(Figure contents as structured data)
★ ★ ★ ★

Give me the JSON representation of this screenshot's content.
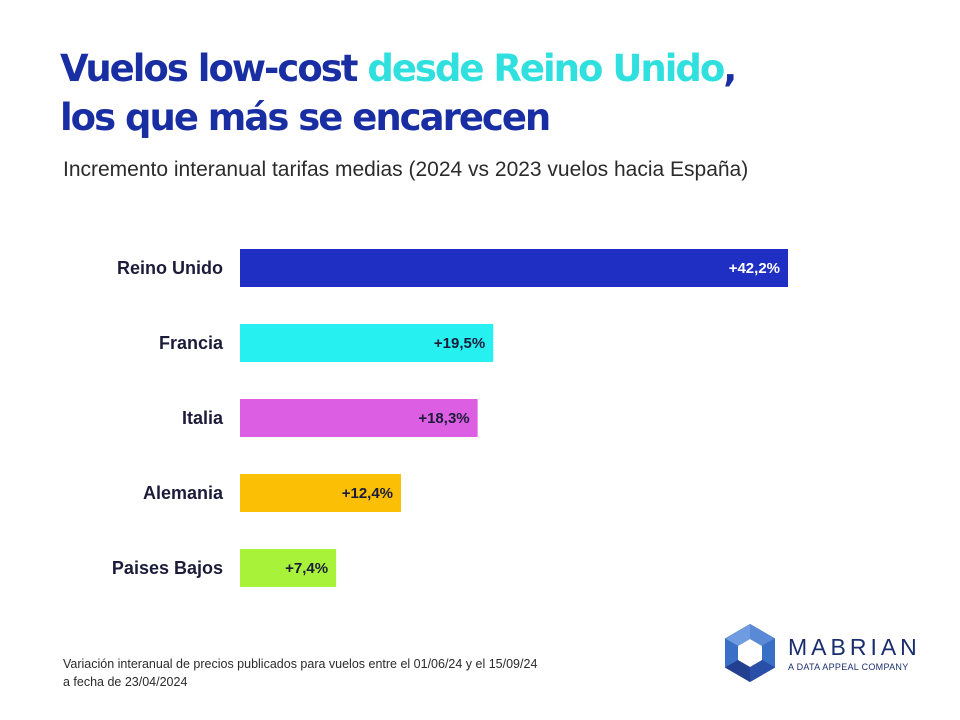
{
  "title": {
    "part1": "Vuelos low-cost ",
    "part2": "desde Reino Unido",
    "part3": ",",
    "line2": "los que más se encarecen"
  },
  "subtitle": "Incremento interanual tarifas medias (2024 vs 2023 vuelos hacia España)",
  "chart_data": {
    "type": "bar",
    "orientation": "horizontal",
    "categories": [
      "Reino Unido",
      "Francia",
      "Italia",
      "Alemania",
      "Paises Bajos"
    ],
    "values": [
      42.2,
      19.5,
      18.3,
      12.4,
      7.4
    ],
    "value_labels": [
      "+42,2%",
      "+19,5%",
      "+18,3%",
      "+12,4%",
      "+7,4%"
    ],
    "colors": [
      "#1f2fc4",
      "#27f0f0",
      "#dc5fe3",
      "#fbc005",
      "#a8f33a"
    ],
    "label_colors": [
      "#ffffff",
      "#1c1c3a",
      "#1c1c3a",
      "#1c1c3a",
      "#1c1c3a"
    ],
    "xlim": [
      0,
      42.2
    ],
    "grid": false,
    "legend": "none"
  },
  "footnote": {
    "line1": "Variación interanual de precios publicados para vuelos entre el 01/06/24 y el 15/09/24",
    "line2": "a fecha de 23/04/2024"
  },
  "logo": {
    "name": "MABRIAN",
    "tagline": "A DATA APPEAL COMPANY",
    "colors": [
      "#1a2e6e",
      "#3a6fc7",
      "#5a8ad6"
    ]
  }
}
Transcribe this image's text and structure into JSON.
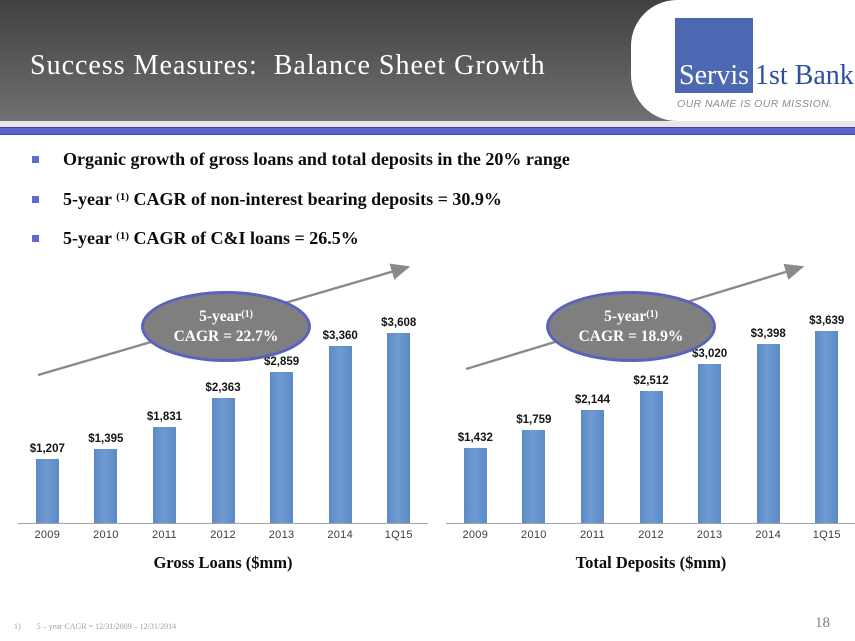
{
  "header": {
    "title": "Success Measures:  Balance Sheet Growth"
  },
  "logo": {
    "name_blue_box": "Servis",
    "name_rest": "1st Bank",
    "tagline": "OUR NAME IS OUR MISSION.",
    "square_color": "#4d68b2",
    "text_color": "#2f4e9c"
  },
  "bullets": [
    {
      "pre": "Organic growth of gross loans and total deposits in the 20% range",
      "sup": "",
      "post": ""
    },
    {
      "pre": "5-year ",
      "sup": "(1)",
      "post": " CAGR of non-interest bearing deposits = 30.9%"
    },
    {
      "pre": "5-year ",
      "sup": "(1)",
      "post": " CAGR of C&I loans = 26.5%"
    }
  ],
  "chart_data": [
    {
      "type": "bar",
      "title": "Gross Loans ($mm)",
      "categories": [
        "2009",
        "2010",
        "2011",
        "2012",
        "2013",
        "2014",
        "1Q15"
      ],
      "values": [
        1207,
        1395,
        1831,
        2363,
        2859,
        3360,
        3608
      ],
      "labels": [
        "$1,207",
        "$1,395",
        "$1,831",
        "$2,363",
        "$2,859",
        "$3,360",
        "$3,608"
      ],
      "annotation": {
        "line1": "5-year",
        "sup": "(1)",
        "line2": "CAGR = 22.7%"
      },
      "bar_color": "#5b8ac5",
      "ylim": [
        0,
        3900
      ],
      "grid": false,
      "legend": "none"
    },
    {
      "type": "bar",
      "title": "Total Deposits ($mm)",
      "categories": [
        "2009",
        "2010",
        "2011",
        "2012",
        "2013",
        "2014",
        "1Q15"
      ],
      "values": [
        1432,
        1759,
        2144,
        2512,
        3020,
        3398,
        3639
      ],
      "labels": [
        "$1,432",
        "$1,759",
        "$2,144",
        "$2,512",
        "$3,020",
        "$3,398",
        "$3,639"
      ],
      "annotation": {
        "line1": "5-year",
        "sup": "(1)",
        "line2": "CAGR = 18.9%"
      },
      "bar_color": "#5b8ac5",
      "ylim": [
        0,
        3900
      ],
      "grid": false,
      "legend": "none"
    }
  ],
  "footnote": {
    "marker": "1)",
    "text": "5 – year CAGR = 12/31/2009 – 12/31/2014"
  },
  "page_number": "18",
  "colors": {
    "accent_rule_blue": "#5a64cb",
    "bullet_square": "#5d6bd0",
    "ellipse_fill": "#7f7f7f",
    "ellipse_border": "#5a62c0",
    "arrow_gray": "#8a8a8a",
    "header_dark": "#4f4f4f"
  }
}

★ ★ ★ ★

**WHAT IS BEING ASKED**
Collect the lines of the records that include the string "post".

**RESULT OF THIS TASK**
      "post": ""
      "post": " CAGR of non-interest bearing deposits = 30.9%"
      "post": " CAGR of C&I loans = 26.5%"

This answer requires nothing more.